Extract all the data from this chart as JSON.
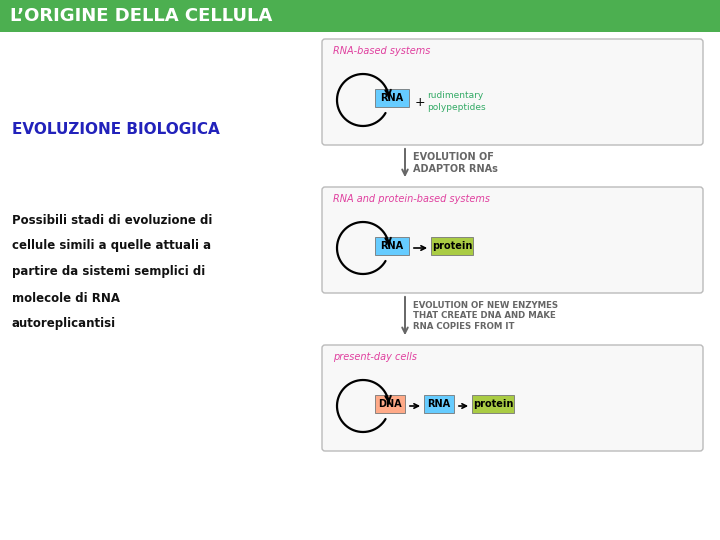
{
  "title": "L’ORIGINE DELLA CELLULA",
  "title_bg": "#4caf50",
  "title_color": "#ffffff",
  "subtitle": "EVOLUZIONE BIOLOGICA",
  "subtitle_color": "#2222bb",
  "body_text": [
    "Possibili stadi di evoluzione di",
    "cellule simili a quelle attuali a",
    "partire da sistemi semplici di",
    "molecole di RNA",
    "autoreplicantisi"
  ],
  "body_color": "#111111",
  "bg_color": "#ffffff",
  "box1_label": "RNA-based systems",
  "box1_label_color": "#e0409f",
  "box1_rna_color": "#66ccff",
  "box1_rna_text": "RNA",
  "box1_extra_color": "#33aa66",
  "arrow1_label": "EVOLUTION OF\nADAPTOR RNAs",
  "box2_label": "RNA and protein-based systems",
  "box2_label_color": "#e0409f",
  "box2_rna_color": "#66ccff",
  "box2_rna_text": "RNA",
  "box2_protein_color": "#aacc44",
  "box2_protein_text": "protein",
  "arrow2_label": "EVOLUTION OF NEW ENZYMES\nTHAT CREATE DNA AND MAKE\nRNA COPIES FROM IT",
  "box3_label": "present-day cells",
  "box3_label_color": "#e0409f",
  "box3_dna_color": "#ffaa88",
  "box3_dna_text": "DNA",
  "box3_rna_color": "#66ccff",
  "box3_rna_text": "RNA",
  "box3_protein_color": "#aacc44",
  "box3_protein_text": "protein",
  "box_border_color": "#bbbbbb",
  "box_bg": "#f8f8f8",
  "arrow_color": "#666666"
}
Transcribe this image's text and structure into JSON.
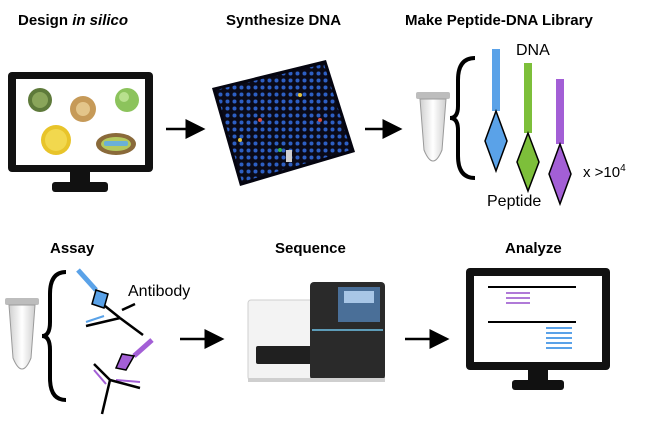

WHAT YOU NEED TO DO
Once the pictures are set aside, output the whole listing exactly.

FINAL ANSWER
Extract all the data from this chart as JSON.
{
  "title": "L’ORIGINE DELLA CELLULA",
  "title_bg": "#4caf50",
  "title_color": "#ffffff",
  "subtitle": "EVOLUZIONE BIOLOGICA",
  "subtitle_color": "#2222bb",
  "body_text": [
    "Possibili stadi di evoluzione di",
    "cellule simili a quelle attuali a",
    "partire da sistemi semplici di",
    "molecole di RNA",
    "autoreplicantisi"
  ],
  "body_color": "#111111",
  "bg_color": "#ffffff",
  "box1_label": "RNA-based systems",
  "box1_label_color": "#e0409f",
  "box1_rna_color": "#66ccff",
  "box1_rna_text": "RNA",
  "box1_extra_color": "#33aa66",
  "arrow1_label": "EVOLUTION OF\nADAPTOR RNAs",
  "box2_label": "RNA and protein-based systems",
  "box2_label_color": "#e0409f",
  "box2_rna_color": "#66ccff",
  "box2_rna_text": "RNA",
  "box2_protein_color": "#aacc44",
  "box2_protein_text": "protein",
  "arrow2_label": "EVOLUTION OF NEW ENZYMES\nTHAT CREATE DNA AND MAKE\nRNA COPIES FROM IT",
  "box3_label": "present-day cells",
  "box3_label_color": "#e0409f",
  "box3_dna_color": "#ffaa88",
  "box3_dna_text": "DNA",
  "box3_rna_color": "#66ccff",
  "box3_rna_text": "RNA",
  "box3_protein_color": "#aacc44",
  "box3_protein_text": "protein",
  "box_border_color": "#bbbbbb",
  "box_bg": "#f8f8f8",
  "arrow_color": "#666666"
}
Transcribe this image's text and structure into JSON.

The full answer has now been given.